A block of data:
►

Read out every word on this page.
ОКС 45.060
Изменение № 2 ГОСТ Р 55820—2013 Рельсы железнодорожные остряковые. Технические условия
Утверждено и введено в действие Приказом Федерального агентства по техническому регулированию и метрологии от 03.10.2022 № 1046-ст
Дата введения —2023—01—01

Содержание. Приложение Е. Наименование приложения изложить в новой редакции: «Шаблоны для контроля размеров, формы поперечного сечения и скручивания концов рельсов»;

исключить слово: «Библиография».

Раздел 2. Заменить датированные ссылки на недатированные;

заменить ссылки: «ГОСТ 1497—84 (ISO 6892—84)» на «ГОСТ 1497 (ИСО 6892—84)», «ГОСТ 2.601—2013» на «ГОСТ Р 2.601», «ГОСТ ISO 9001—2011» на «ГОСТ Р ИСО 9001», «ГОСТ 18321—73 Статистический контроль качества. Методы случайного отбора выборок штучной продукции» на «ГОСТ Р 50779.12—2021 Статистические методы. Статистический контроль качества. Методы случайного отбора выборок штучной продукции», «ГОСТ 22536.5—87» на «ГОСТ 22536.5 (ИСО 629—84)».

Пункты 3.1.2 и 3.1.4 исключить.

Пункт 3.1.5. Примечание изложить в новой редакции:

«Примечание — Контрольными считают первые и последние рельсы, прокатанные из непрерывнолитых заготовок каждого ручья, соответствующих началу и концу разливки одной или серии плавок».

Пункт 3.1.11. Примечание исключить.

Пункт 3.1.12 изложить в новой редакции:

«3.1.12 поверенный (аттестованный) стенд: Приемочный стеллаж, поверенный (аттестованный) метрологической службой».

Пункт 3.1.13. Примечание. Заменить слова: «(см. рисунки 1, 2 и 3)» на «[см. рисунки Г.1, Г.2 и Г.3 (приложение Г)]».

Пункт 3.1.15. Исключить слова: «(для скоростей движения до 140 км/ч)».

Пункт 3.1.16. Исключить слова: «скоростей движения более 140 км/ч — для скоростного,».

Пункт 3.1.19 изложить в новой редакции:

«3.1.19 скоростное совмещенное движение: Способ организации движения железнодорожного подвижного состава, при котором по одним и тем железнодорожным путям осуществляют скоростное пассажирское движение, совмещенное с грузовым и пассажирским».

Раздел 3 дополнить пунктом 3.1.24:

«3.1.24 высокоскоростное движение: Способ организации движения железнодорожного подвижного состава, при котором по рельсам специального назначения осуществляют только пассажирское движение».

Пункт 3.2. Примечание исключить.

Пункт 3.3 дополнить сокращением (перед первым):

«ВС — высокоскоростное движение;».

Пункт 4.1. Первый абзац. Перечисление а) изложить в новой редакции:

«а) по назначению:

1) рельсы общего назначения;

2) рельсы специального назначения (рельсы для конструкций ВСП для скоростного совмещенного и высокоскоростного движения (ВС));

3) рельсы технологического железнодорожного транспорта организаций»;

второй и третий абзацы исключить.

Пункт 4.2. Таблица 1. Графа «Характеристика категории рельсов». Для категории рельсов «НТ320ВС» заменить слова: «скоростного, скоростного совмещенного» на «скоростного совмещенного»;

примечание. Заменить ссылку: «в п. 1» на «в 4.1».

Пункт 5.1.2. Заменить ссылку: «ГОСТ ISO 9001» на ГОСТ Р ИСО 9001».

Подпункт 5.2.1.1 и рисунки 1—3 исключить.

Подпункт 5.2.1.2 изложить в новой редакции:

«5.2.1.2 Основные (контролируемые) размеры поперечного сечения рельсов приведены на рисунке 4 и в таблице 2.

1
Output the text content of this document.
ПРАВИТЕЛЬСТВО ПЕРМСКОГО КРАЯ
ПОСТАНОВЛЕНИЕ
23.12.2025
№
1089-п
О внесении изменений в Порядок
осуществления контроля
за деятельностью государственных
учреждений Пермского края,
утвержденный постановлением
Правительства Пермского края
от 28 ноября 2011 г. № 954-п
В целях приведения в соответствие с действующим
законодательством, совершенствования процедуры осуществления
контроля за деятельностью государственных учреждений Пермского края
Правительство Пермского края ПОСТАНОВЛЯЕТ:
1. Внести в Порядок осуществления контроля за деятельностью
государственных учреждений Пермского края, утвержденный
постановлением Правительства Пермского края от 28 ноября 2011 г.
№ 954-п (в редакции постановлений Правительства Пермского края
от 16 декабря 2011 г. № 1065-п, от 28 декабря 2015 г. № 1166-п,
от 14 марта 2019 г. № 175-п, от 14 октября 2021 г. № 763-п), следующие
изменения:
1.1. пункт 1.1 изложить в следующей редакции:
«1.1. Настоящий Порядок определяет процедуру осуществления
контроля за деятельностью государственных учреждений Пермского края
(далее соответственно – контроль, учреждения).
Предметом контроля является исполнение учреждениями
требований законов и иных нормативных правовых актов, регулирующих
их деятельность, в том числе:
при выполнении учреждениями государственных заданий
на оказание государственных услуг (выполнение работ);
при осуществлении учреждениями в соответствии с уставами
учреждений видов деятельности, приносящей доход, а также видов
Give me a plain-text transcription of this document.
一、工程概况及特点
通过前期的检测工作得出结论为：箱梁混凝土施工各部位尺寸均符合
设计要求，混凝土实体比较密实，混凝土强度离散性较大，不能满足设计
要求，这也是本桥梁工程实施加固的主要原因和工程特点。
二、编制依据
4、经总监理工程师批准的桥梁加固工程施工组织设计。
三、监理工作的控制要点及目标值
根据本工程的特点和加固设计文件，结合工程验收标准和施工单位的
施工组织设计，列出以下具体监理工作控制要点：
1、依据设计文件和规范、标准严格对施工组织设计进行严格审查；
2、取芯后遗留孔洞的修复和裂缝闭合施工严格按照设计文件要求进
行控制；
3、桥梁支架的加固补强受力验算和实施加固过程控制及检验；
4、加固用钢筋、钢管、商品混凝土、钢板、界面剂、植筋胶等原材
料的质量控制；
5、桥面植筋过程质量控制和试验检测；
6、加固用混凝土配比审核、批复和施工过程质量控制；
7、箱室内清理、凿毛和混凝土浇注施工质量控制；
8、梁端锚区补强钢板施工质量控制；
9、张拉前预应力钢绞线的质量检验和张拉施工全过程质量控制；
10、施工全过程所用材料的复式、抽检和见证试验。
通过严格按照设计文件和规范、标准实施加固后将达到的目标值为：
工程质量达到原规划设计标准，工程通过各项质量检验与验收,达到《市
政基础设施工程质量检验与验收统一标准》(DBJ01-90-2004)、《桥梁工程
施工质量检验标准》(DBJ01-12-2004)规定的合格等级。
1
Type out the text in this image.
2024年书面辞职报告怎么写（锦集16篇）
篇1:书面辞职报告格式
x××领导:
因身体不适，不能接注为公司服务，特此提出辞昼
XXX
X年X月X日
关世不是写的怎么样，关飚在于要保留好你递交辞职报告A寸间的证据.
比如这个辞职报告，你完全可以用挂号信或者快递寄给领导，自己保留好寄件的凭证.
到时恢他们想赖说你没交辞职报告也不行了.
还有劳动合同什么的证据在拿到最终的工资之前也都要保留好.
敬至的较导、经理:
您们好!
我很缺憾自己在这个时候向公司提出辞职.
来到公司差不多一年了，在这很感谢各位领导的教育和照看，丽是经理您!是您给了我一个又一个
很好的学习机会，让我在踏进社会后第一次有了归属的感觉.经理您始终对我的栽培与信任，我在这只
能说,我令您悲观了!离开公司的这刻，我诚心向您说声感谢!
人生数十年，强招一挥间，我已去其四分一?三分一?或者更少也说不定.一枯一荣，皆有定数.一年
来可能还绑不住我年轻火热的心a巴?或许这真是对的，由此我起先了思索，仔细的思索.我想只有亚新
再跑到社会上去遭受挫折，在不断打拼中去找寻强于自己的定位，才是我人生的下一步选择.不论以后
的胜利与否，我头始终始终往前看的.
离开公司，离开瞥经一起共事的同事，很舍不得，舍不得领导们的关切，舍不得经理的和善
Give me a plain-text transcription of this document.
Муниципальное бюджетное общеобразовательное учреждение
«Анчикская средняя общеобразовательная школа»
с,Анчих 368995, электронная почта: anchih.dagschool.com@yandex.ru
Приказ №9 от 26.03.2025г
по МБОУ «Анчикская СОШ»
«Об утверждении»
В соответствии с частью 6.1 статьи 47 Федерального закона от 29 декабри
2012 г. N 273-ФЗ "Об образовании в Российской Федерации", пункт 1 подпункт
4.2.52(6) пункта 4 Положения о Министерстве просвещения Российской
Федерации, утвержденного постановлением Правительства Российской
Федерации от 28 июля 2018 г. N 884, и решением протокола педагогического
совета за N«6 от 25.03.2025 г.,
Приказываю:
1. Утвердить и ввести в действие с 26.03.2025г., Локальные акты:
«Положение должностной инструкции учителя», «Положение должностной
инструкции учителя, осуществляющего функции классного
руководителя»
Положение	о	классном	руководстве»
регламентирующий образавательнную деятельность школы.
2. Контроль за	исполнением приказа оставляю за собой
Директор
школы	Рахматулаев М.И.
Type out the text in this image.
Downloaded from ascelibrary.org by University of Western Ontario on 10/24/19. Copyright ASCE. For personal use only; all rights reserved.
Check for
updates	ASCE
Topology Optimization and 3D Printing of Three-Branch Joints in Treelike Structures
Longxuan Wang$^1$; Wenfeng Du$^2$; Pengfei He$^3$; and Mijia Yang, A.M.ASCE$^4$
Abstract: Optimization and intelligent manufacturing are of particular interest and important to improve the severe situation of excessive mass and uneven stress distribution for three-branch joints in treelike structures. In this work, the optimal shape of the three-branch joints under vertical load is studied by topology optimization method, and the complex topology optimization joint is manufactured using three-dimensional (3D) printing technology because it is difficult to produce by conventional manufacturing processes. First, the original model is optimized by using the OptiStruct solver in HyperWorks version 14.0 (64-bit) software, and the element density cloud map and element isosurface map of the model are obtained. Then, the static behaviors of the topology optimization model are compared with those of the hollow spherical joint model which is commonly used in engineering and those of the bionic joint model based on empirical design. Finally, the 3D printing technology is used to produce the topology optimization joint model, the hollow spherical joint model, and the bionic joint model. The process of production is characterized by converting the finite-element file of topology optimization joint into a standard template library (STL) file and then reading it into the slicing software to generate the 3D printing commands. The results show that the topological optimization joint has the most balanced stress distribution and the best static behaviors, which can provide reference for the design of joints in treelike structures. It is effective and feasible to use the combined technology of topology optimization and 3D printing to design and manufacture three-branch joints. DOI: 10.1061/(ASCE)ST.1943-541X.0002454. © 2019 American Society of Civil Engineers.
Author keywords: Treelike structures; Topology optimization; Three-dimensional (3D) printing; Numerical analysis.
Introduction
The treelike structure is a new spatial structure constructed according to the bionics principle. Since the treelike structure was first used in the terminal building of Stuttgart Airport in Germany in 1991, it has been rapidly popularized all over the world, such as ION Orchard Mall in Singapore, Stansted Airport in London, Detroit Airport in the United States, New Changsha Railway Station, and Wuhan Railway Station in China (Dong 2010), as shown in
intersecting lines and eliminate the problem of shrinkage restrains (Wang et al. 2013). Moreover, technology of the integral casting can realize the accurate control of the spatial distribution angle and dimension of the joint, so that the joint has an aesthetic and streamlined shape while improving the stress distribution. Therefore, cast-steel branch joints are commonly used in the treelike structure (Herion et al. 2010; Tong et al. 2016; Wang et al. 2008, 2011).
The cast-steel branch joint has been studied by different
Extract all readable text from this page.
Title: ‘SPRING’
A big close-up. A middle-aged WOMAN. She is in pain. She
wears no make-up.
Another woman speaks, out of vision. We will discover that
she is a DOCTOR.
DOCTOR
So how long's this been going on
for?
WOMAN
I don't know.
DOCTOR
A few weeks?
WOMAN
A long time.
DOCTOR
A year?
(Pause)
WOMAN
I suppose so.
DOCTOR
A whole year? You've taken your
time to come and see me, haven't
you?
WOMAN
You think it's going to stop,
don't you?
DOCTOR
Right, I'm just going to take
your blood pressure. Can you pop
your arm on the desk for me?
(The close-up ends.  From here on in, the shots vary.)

◄

GOAL: Pick out the lines containing the string "железнодорожного" and show them.

SOLVED PROBLEM:
«3.1.19 скоростное совмещенное движение: Способ организации движения железнодорожного подвижного состава, при котором по одним и тем железнодорожным путям осуществляют скоростное пассажирское движение, совмещенное с грузовым и пассажирским».
«3.1.24 высокоскоростное движение: Способ организации движения железнодорожного подвижного состава, при котором по рельсам специального назначения осуществляют только пассажирское движение».
3) рельсы технологического железнодорожного транспорта организаций»;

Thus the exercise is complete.